_What the task asks:_
The records below must be copied in full; omit the images.

Recorded data
★ ★ ★ ★ ★ ★ ★

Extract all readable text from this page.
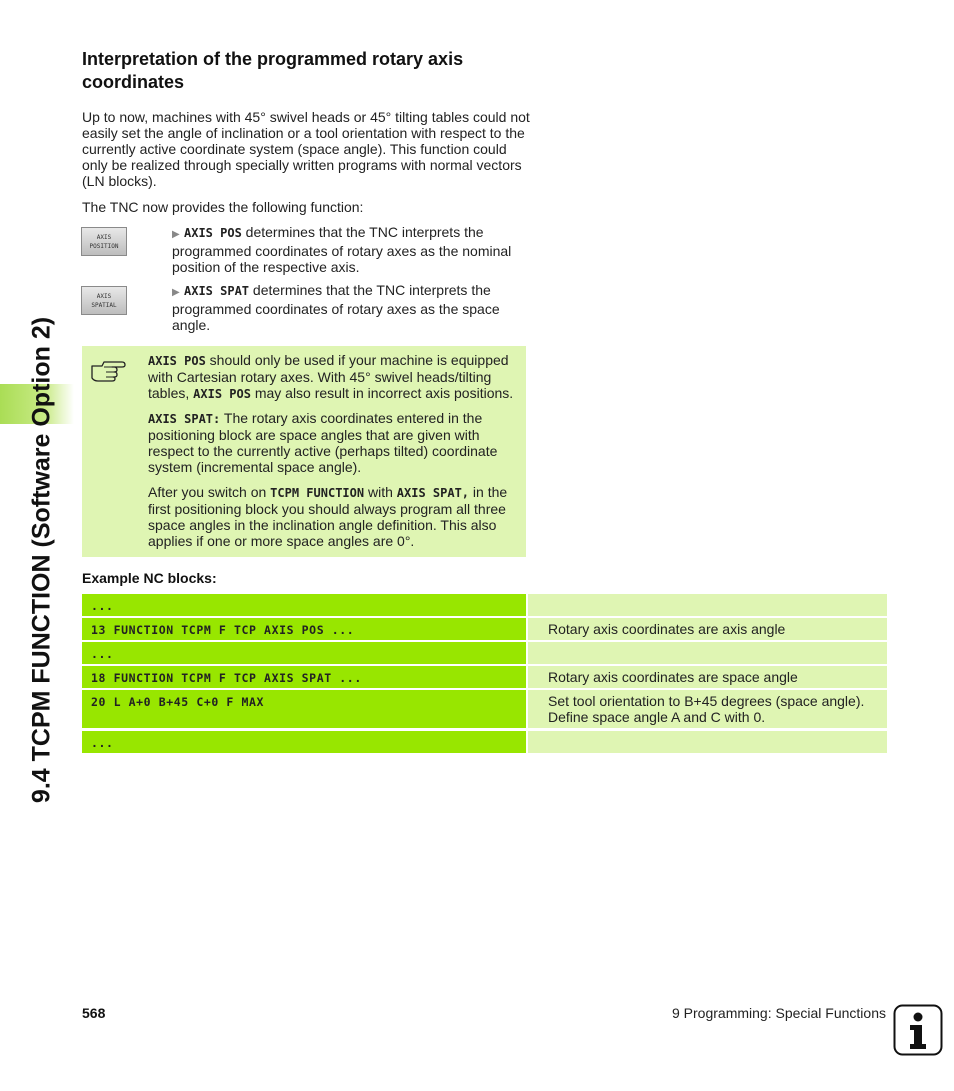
9.4 TCPM FUNCTION (Software Option 2)
Interpretation of the programmed rotary axis coordinates
Up to now, machines with 45° swivel heads or 45° tilting tables could not easily set the angle of inclination or a tool orientation with respect to the currently active coordinate system (space angle). This function could only be realized through specially written programs with normal vectors (LN blocks).
The TNC now provides the following function:
AXIS
POSITION
AXIS
SPATIAL
▶ AXIS POS determines that the TNC interprets the programmed coordinates of rotary axes as the nominal position of the respective axis.
▶ AXIS SPAT determines that the TNC interprets the programmed coordinates of rotary axes as the space angle.
AXIS POS should only be used if your machine is equipped with Cartesian rotary axes. With 45° swivel heads/tilting tables, AXIS POS may also result in incorrect axis positions.
AXIS SPAT: The rotary axis coordinates entered in the positioning block are space angles that are given with respect to the currently active (perhaps tilted) coordinate system (incremental space angle).
After you switch on TCPM FUNCTION with AXIS SPAT, in the first positioning block you should always program all three space angles in the inclination angle definition. This also applies if one or more space angles are 0°.
Example NC blocks:
...
13 FUNCTION TCPM F TCP AXIS POS ...	Rotary axis coordinates are axis angle
...
18 FUNCTION TCPM F TCP AXIS SPAT ...	Rotary axis coordinates are space angle
20 L A+0 B+45 C+0 F MAX	Set tool orientation to B+45 degrees (space angle). Define space angle A and C with 0.
...
568	9 Programming: Special Functions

★ ★ ★ ★ ★ ★ ★

_Answer for this exercise:_
Extract all readable text from this page.
9.4 TCPM FUNCTION (Software Option 2)
Interpretation of the programmed rotary axis coordinates
Up to now, machines with 45° swivel heads or 45° tilting tables could not easily set the angle of inclination or a tool orientation with respect to the currently active coordinate system (space angle). This function could only be realized through specially written programs with normal vectors (LN blocks).
The TNC now provides the following function:
AXIS
POSITION
AXIS
SPATIAL
▶ AXIS POS determines that the TNC interprets the programmed coordinates of rotary axes as the nominal position of the respective axis.
▶ AXIS SPAT determines that the TNC interprets the programmed coordinates of rotary axes as the space angle.
AXIS POS should only be used if your machine is equipped with Cartesian rotary axes. With 45° swivel heads/tilting tables, AXIS POS may also result in incorrect axis positions.
AXIS SPAT: The rotary axis coordinates entered in the positioning block are space angles that are given with respect to the currently active (perhaps tilted) coordinate system (incremental space angle).
After you switch on TCPM FUNCTION with AXIS SPAT, in the first positioning block you should always program all three space angles in the inclination angle definition. This also applies if one or more space angles are 0°.
Example NC blocks:
...
13 FUNCTION TCPM F TCP AXIS POS ...	Rotary axis coordinates are axis angle
...
18 FUNCTION TCPM F TCP AXIS SPAT ...	Rotary axis coordinates are space angle
20 L A+0 B+45 C+0 F MAX	Set tool orientation to B+45 degrees (space angle). Define space angle A and C with 0.
...
568	9 Programming: Special Functions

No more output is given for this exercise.